### Task directions
Give back all the data exactly, line by line.

···

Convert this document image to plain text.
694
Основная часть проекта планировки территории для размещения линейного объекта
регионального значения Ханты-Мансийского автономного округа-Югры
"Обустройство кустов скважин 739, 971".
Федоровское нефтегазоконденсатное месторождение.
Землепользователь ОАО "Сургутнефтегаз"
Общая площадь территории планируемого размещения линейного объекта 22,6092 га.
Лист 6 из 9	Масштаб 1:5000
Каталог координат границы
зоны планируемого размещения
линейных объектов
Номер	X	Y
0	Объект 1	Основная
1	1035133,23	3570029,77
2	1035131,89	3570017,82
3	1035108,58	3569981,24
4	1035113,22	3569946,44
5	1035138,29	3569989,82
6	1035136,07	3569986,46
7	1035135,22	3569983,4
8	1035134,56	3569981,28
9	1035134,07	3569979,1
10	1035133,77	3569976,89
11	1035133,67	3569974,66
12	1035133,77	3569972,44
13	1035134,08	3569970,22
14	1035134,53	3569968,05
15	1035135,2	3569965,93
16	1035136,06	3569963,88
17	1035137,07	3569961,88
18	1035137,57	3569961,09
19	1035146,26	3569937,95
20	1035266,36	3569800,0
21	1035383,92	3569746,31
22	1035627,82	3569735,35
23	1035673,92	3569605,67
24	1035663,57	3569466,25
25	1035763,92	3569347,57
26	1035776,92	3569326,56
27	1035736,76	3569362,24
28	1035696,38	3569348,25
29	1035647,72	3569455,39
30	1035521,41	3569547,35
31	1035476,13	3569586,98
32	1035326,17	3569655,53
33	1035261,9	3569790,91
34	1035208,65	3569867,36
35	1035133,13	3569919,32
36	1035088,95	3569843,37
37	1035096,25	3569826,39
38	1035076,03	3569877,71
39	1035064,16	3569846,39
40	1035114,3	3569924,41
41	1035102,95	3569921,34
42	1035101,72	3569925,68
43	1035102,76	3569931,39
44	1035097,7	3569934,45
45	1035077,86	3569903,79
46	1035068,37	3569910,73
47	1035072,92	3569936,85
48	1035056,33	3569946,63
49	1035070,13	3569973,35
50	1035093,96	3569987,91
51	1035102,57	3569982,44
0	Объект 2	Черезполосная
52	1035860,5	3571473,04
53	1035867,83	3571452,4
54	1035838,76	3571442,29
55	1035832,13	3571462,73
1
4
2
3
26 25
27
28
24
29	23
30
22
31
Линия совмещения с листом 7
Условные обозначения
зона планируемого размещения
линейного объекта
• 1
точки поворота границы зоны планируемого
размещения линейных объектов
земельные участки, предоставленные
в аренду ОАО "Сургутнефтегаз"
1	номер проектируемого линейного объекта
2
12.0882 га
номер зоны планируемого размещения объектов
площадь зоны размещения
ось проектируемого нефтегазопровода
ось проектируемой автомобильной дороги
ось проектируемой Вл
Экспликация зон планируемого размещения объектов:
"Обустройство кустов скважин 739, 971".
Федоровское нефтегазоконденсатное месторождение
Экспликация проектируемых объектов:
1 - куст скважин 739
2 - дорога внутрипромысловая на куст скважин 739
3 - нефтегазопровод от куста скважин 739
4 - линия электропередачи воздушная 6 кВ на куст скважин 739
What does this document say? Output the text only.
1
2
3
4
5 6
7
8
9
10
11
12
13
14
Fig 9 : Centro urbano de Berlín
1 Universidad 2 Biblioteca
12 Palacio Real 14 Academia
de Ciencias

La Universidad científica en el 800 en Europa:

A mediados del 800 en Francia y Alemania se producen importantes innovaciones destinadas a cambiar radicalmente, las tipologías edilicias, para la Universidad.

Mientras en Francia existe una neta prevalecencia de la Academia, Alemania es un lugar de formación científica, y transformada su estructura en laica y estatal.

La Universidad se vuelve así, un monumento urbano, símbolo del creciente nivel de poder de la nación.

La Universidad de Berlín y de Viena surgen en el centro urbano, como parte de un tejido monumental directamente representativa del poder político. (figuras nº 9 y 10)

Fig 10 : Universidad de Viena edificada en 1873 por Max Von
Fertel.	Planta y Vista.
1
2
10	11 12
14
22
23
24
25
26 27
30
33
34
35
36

···

### Task response
Convert this document image to plain text.
694
Основная часть проекта планировки территории для размещения линейного объекта
регионального значения Ханты-Мансийского автономного округа-Югры
"Обустройство кустов скважин 739, 971".
Федоровское нефтегазоконденсатное месторождение.
Землепользователь ОАО "Сургутнефтегаз"
Общая площадь территории планируемого размещения линейного объекта 22,6092 га.
Лист 6 из 9	Масштаб 1:5000
Каталог координат границы
зоны планируемого размещения
линейных объектов
Номер	X	Y
0	Объект 1	Основная
1	1035133,23	3570029,77
2	1035131,89	3570017,82
3	1035108,58	3569981,24
4	1035113,22	3569946,44
5	1035138,29	3569989,82
6	1035136,07	3569986,46
7	1035135,22	3569983,4
8	1035134,56	3569981,28
9	1035134,07	3569979,1
10	1035133,77	3569976,89
11	1035133,67	3569974,66
12	1035133,77	3569972,44
13	1035134,08	3569970,22
14	1035134,53	3569968,05
15	1035135,2	3569965,93
16	1035136,06	3569963,88
17	1035137,07	3569961,88
18	1035137,57	3569961,09
19	1035146,26	3569937,95
20	1035266,36	3569800,0
21	1035383,92	3569746,31
22	1035627,82	3569735,35
23	1035673,92	3569605,67
24	1035663,57	3569466,25
25	1035763,92	3569347,57
26	1035776,92	3569326,56
27	1035736,76	3569362,24
28	1035696,38	3569348,25
29	1035647,72	3569455,39
30	1035521,41	3569547,35
31	1035476,13	3569586,98
32	1035326,17	3569655,53
33	1035261,9	3569790,91
34	1035208,65	3569867,36
35	1035133,13	3569919,32
36	1035088,95	3569843,37
37	1035096,25	3569826,39
38	1035076,03	3569877,71
39	1035064,16	3569846,39
40	1035114,3	3569924,41
41	1035102,95	3569921,34
42	1035101,72	3569925,68
43	1035102,76	3569931,39
44	1035097,7	3569934,45
45	1035077,86	3569903,79
46	1035068,37	3569910,73
47	1035072,92	3569936,85
48	1035056,33	3569946,63
49	1035070,13	3569973,35
50	1035093,96	3569987,91
51	1035102,57	3569982,44
0	Объект 2	Черезполосная
52	1035860,5	3571473,04
53	1035867,83	3571452,4
54	1035838,76	3571442,29
55	1035832,13	3571462,73
1
4
2
3
26 25
27
28
24
29	23
30
22
31
Линия совмещения с листом 7
Условные обозначения
зона планируемого размещения
линейного объекта
• 1
точки поворота границы зоны планируемого
размещения линейных объектов
земельные участки, предоставленные
в аренду ОАО "Сургутнефтегаз"
1	номер проектируемого линейного объекта
2
12.0882 га
номер зоны планируемого размещения объектов
площадь зоны размещения
ось проектируемого нефтегазопровода
ось проектируемой автомобильной дороги
ось проектируемой Вл
Экспликация зон планируемого размещения объектов:
"Обустройство кустов скважин 739, 971".
Федоровское нефтегазоконденсатное месторождение
Экспликация проектируемых объектов:
1 - куст скважин 739
2 - дорога внутрипромысловая на куст скважин 739
3 - нефтегазопровод от куста скважин 739
4 - линия электропередачи воздушная 6 кВ на куст скважин 739
What does this document say? Output the text only.
1
2
3
4
5 6
7
8
9
10
11
12
13
14
Fig 9 : Centro urbano de Berlín
1 Universidad 2 Biblioteca
12 Palacio Real 14 Academia
de Ciencias

La Universidad científica en el 800 en Europa:

A mediados del 800 en Francia y Alemania se producen importantes innovaciones destinadas a cambiar radicalmente, las tipologías edilicias, para la Universidad.

Mientras en Francia existe una neta prevalecencia de la Academia, Alemania es un lugar de formación científica, y transformada su estructura en laica y estatal.

La Universidad se vuelve así, un monumento urbano, símbolo del creciente nivel de poder de la nación.

La Universidad de Berlín y de Viena surgen en el centro urbano, como parte de un tejido monumental directamente representativa del poder político. (figuras nº 9 y 10)

Fig 10 : Universidad de Viena edificada en 1873 por Max Von
Fertel.	Planta y Vista.
1
2
10	11 12
14
22
23
24
25
26 27
30
33
34
35
36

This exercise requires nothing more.